◆ Data rows ◆
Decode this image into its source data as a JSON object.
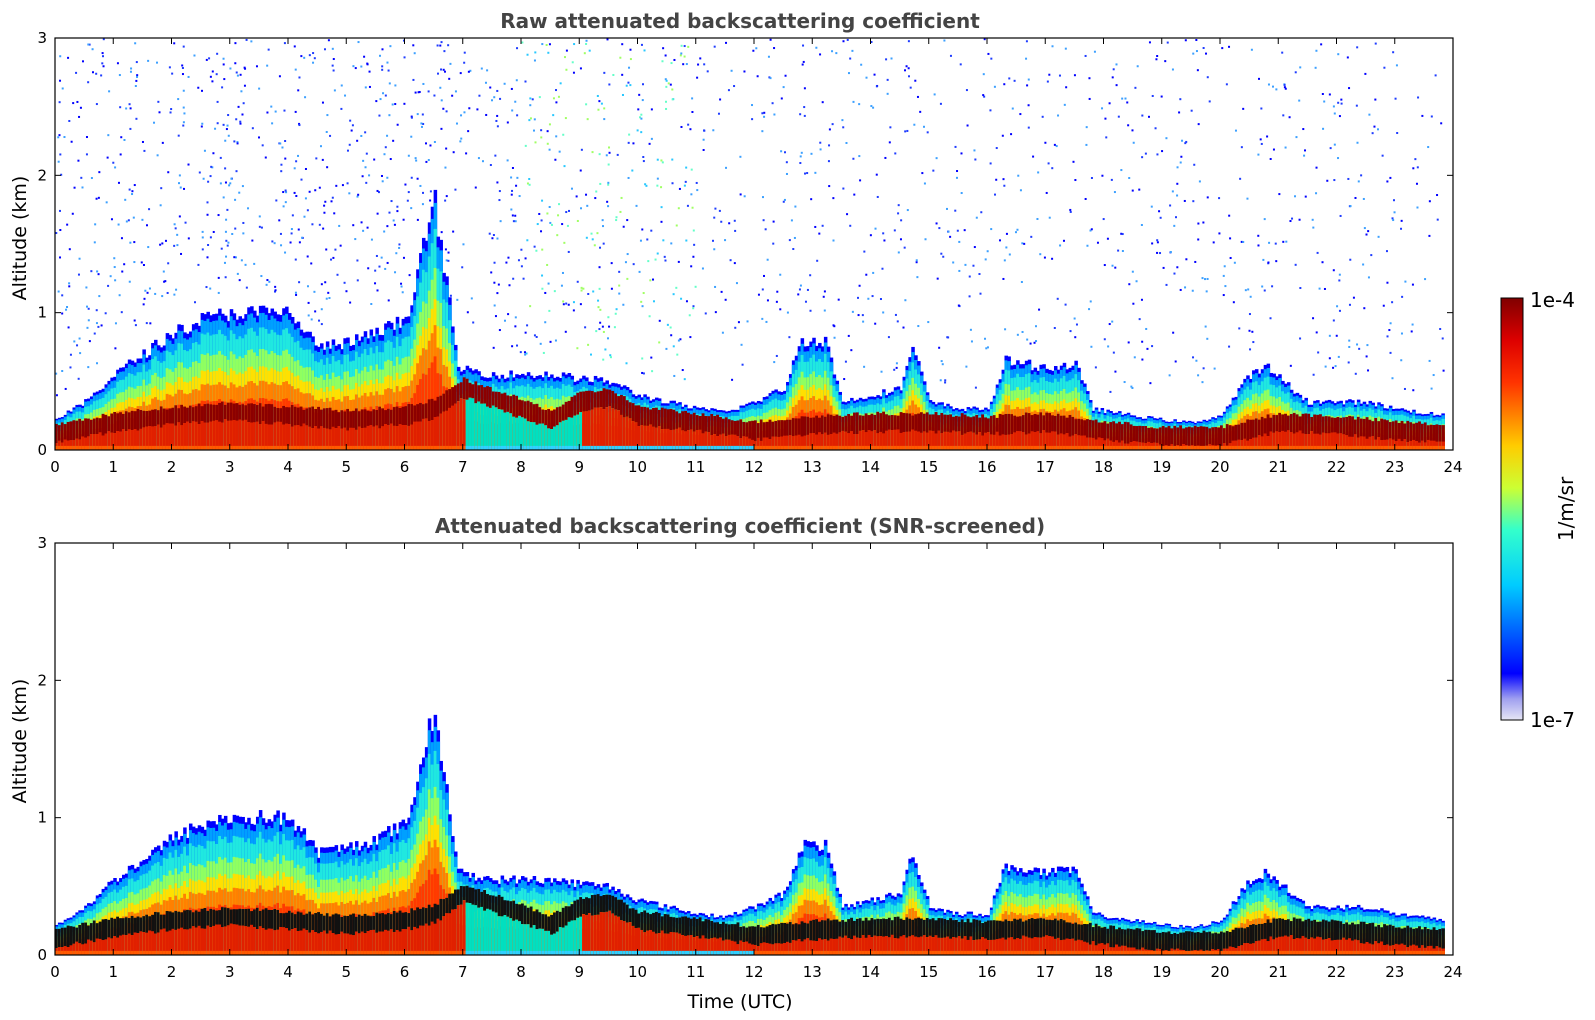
{
  "chart_data": [
    {
      "type": "heatmap",
      "title": "Raw attenuated backscattering coefficient",
      "xlabel": "",
      "ylabel": "Altitude (km)",
      "xlim": [
        0,
        24
      ],
      "ylim": [
        0,
        3
      ],
      "x_ticks": [
        "0",
        "1",
        "2",
        "3",
        "4",
        "5",
        "6",
        "7",
        "8",
        "9",
        "10",
        "11",
        "12",
        "13",
        "14",
        "15",
        "16",
        "17",
        "18",
        "19",
        "20",
        "21",
        "22",
        "23",
        "24"
      ],
      "y_ticks": [
        "0",
        "1",
        "2",
        "3"
      ],
      "data_time_range_utc": [
        0,
        23.83
      ],
      "screened": false,
      "mixing_layer_top_km": [
        [
          0,
          0.22
        ],
        [
          0.5,
          0.35
        ],
        [
          1,
          0.55
        ],
        [
          1.5,
          0.7
        ],
        [
          2,
          0.85
        ],
        [
          2.5,
          0.95
        ],
        [
          3,
          1.0
        ],
        [
          3.5,
          1.0
        ],
        [
          4,
          1.0
        ],
        [
          4.5,
          0.75
        ],
        [
          5,
          0.78
        ],
        [
          5.5,
          0.85
        ],
        [
          6,
          0.95
        ],
        [
          6.5,
          1.8
        ],
        [
          6.9,
          0.6
        ],
        [
          7.5,
          0.55
        ],
        [
          8,
          0.55
        ],
        [
          8.5,
          0.55
        ],
        [
          9,
          0.52
        ],
        [
          9.5,
          0.5
        ],
        [
          10,
          0.4
        ],
        [
          10.5,
          0.35
        ],
        [
          11,
          0.3
        ],
        [
          11.5,
          0.28
        ],
        [
          12,
          0.35
        ],
        [
          12.5,
          0.45
        ],
        [
          12.8,
          0.8
        ],
        [
          13.2,
          0.8
        ],
        [
          13.5,
          0.35
        ],
        [
          14,
          0.4
        ],
        [
          14.5,
          0.45
        ],
        [
          14.7,
          0.75
        ],
        [
          15,
          0.35
        ],
        [
          15.5,
          0.3
        ],
        [
          16,
          0.3
        ],
        [
          16.3,
          0.65
        ],
        [
          17,
          0.6
        ],
        [
          17.5,
          0.62
        ],
        [
          17.8,
          0.3
        ],
        [
          18.5,
          0.25
        ],
        [
          19,
          0.22
        ],
        [
          19.5,
          0.2
        ],
        [
          20,
          0.25
        ],
        [
          20.5,
          0.55
        ],
        [
          20.8,
          0.6
        ],
        [
          21.2,
          0.45
        ],
        [
          21.5,
          0.35
        ],
        [
          22,
          0.35
        ],
        [
          22.5,
          0.35
        ],
        [
          23,
          0.3
        ],
        [
          23.5,
          0.27
        ],
        [
          23.83,
          0.25
        ]
      ],
      "high_signal_layer_km": [
        [
          0,
          0.12
        ],
        [
          1,
          0.2
        ],
        [
          2,
          0.25
        ],
        [
          3,
          0.28
        ],
        [
          4,
          0.25
        ],
        [
          5,
          0.22
        ],
        [
          6,
          0.25
        ],
        [
          6.5,
          0.3
        ],
        [
          7,
          0.45
        ],
        [
          8,
          0.3
        ],
        [
          8.5,
          0.22
        ],
        [
          9,
          0.35
        ],
        [
          9.5,
          0.38
        ],
        [
          10,
          0.25
        ],
        [
          11,
          0.2
        ],
        [
          12,
          0.14
        ],
        [
          13,
          0.18
        ],
        [
          14,
          0.2
        ],
        [
          15,
          0.2
        ],
        [
          16,
          0.18
        ],
        [
          17,
          0.2
        ],
        [
          18,
          0.14
        ],
        [
          19,
          0.1
        ],
        [
          20,
          0.1
        ],
        [
          21,
          0.2
        ],
        [
          22,
          0.18
        ],
        [
          23,
          0.14
        ],
        [
          23.83,
          0.12
        ]
      ]
    },
    {
      "type": "heatmap",
      "title": "Attenuated backscattering coefficient (SNR-screened)",
      "xlabel": "Time (UTC)",
      "ylabel": "Altitude (km)",
      "xlim": [
        0,
        24
      ],
      "ylim": [
        0,
        3
      ],
      "x_ticks": [
        "0",
        "1",
        "2",
        "3",
        "4",
        "5",
        "6",
        "7",
        "8",
        "9",
        "10",
        "11",
        "12",
        "13",
        "14",
        "15",
        "16",
        "17",
        "18",
        "19",
        "20",
        "21",
        "22",
        "23",
        "24"
      ],
      "y_ticks": [
        "0",
        "1",
        "2",
        "3"
      ],
      "data_time_range_utc": [
        0,
        23.83
      ],
      "screened": true
    }
  ],
  "colorbar": {
    "label": "1/m/sr",
    "max_label": "1e-4",
    "min_label": "1e-7",
    "scale": "log",
    "colormap": "jet"
  }
}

◆ Requirements ◆
Report how many lines of the listing above include the word "title". Say nothing but the number.

◆ Reply ◆
2